--- start LISTED ENTRIES ---
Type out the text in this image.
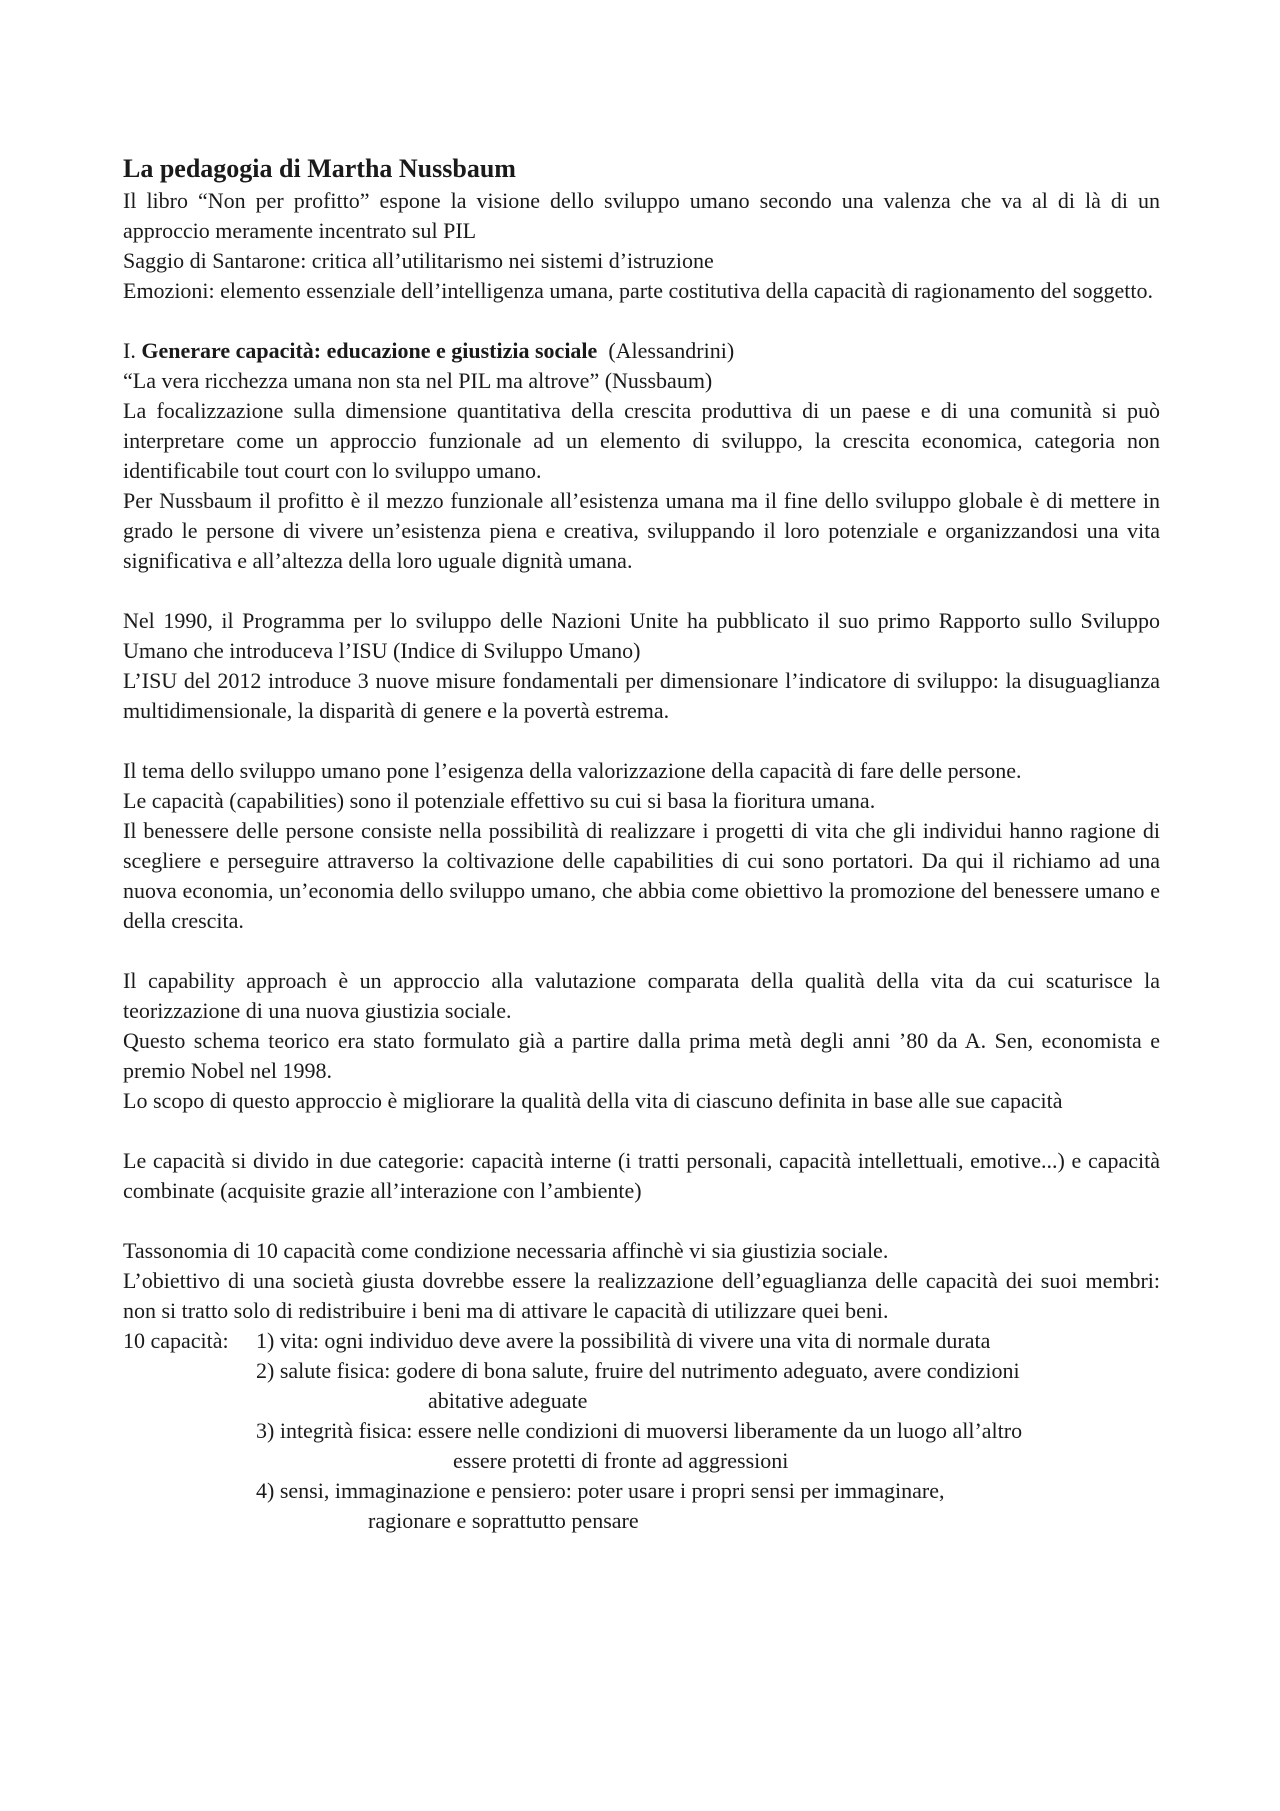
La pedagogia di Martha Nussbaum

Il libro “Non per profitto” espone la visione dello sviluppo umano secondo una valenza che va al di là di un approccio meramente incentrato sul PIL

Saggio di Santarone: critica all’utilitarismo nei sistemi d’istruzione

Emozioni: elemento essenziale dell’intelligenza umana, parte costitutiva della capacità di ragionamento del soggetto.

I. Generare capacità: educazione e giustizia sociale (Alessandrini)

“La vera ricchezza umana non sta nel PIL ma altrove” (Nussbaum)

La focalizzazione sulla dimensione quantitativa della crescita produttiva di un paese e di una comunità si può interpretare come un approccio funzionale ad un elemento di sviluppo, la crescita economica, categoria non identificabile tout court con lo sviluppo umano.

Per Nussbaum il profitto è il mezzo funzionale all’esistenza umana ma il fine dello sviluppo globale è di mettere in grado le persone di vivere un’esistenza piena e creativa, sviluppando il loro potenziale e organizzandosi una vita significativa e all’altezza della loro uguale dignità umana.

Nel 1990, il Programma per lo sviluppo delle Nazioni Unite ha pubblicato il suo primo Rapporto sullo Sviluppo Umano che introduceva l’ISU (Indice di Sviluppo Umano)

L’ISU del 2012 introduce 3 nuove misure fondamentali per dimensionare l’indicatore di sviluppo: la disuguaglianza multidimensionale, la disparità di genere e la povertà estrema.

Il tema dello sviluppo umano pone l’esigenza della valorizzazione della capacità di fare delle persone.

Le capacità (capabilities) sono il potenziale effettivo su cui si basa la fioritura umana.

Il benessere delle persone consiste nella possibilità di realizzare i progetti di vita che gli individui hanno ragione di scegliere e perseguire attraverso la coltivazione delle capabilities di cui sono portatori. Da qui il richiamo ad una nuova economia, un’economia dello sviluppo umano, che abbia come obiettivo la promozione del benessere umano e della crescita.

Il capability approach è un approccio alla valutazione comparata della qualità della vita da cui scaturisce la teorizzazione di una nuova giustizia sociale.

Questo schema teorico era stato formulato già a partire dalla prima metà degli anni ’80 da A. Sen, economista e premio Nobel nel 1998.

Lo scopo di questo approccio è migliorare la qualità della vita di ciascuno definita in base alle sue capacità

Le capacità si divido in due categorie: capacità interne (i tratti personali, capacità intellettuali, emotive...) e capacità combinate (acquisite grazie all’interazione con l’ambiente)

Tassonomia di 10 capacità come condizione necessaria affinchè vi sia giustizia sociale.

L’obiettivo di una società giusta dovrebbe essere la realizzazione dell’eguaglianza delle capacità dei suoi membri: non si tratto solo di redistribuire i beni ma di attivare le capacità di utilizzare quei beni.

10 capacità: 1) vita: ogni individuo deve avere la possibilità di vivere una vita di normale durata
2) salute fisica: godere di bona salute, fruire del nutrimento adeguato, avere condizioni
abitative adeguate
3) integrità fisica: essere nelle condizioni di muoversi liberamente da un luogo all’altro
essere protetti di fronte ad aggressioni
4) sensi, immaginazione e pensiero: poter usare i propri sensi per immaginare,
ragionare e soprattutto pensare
--- end LISTED ENTRIES ---
* **WHAT TO WORK ON**: Reproduce every record above exactly, omitting the pictures.

* **SOLUTION TO THIS EXERCISE**:
Type out the text in this image.
La pedagogia di Martha Nussbaum

Il libro “Non per profitto” espone la visione dello sviluppo umano secondo una valenza che va al di là di un approccio meramente incentrato sul PIL

Saggio di Santarone: critica all’utilitarismo nei sistemi d’istruzione

Emozioni: elemento essenziale dell’intelligenza umana, parte costitutiva della capacità di ragionamento del soggetto.

I. Generare capacità: educazione e giustizia sociale (Alessandrini)

“La vera ricchezza umana non sta nel PIL ma altrove” (Nussbaum)

La focalizzazione sulla dimensione quantitativa della crescita produttiva di un paese e di una comunità si può interpretare come un approccio funzionale ad un elemento di sviluppo, la crescita economica, categoria non identificabile tout court con lo sviluppo umano.

Per Nussbaum il profitto è il mezzo funzionale all’esistenza umana ma il fine dello sviluppo globale è di mettere in grado le persone di vivere un’esistenza piena e creativa, sviluppando il loro potenziale e organizzandosi una vita significativa e all’altezza della loro uguale dignità umana.

Nel 1990, il Programma per lo sviluppo delle Nazioni Unite ha pubblicato il suo primo Rapporto sullo Sviluppo Umano che introduceva l’ISU (Indice di Sviluppo Umano)

L’ISU del 2012 introduce 3 nuove misure fondamentali per dimensionare l’indicatore di sviluppo: la disuguaglianza multidimensionale, la disparità di genere e la povertà estrema.

Il tema dello sviluppo umano pone l’esigenza della valorizzazione della capacità di fare delle persone.

Le capacità (capabilities) sono il potenziale effettivo su cui si basa la fioritura umana.

Il benessere delle persone consiste nella possibilità di realizzare i progetti di vita che gli individui hanno ragione di scegliere e perseguire attraverso la coltivazione delle capabilities di cui sono portatori. Da qui il richiamo ad una nuova economia, un’economia dello sviluppo umano, che abbia come obiettivo la promozione del benessere umano e della crescita.

Il capability approach è un approccio alla valutazione comparata della qualità della vita da cui scaturisce la teorizzazione di una nuova giustizia sociale.

Questo schema teorico era stato formulato già a partire dalla prima metà degli anni ’80 da A. Sen, economista e premio Nobel nel 1998.

Lo scopo di questo approccio è migliorare la qualità della vita di ciascuno definita in base alle sue capacità

Le capacità si divido in due categorie: capacità interne (i tratti personali, capacità intellettuali, emotive...) e capacità combinate (acquisite grazie all’interazione con l’ambiente)

Tassonomia di 10 capacità come condizione necessaria affinchè vi sia giustizia sociale.

L’obiettivo di una società giusta dovrebbe essere la realizzazione dell’eguaglianza delle capacità dei suoi membri: non si tratto solo di redistribuire i beni ma di attivare le capacità di utilizzare quei beni.

10 capacità: 1) vita: ogni individuo deve avere la possibilità di vivere una vita di normale durata
2) salute fisica: godere di bona salute, fruire del nutrimento adeguato, avere condizioni
abitative adeguate
3) integrità fisica: essere nelle condizioni di muoversi liberamente da un luogo all’altro
essere protetti di fronte ad aggressioni
4) sensi, immaginazione e pensiero: poter usare i propri sensi per immaginare,
ragionare e soprattutto pensare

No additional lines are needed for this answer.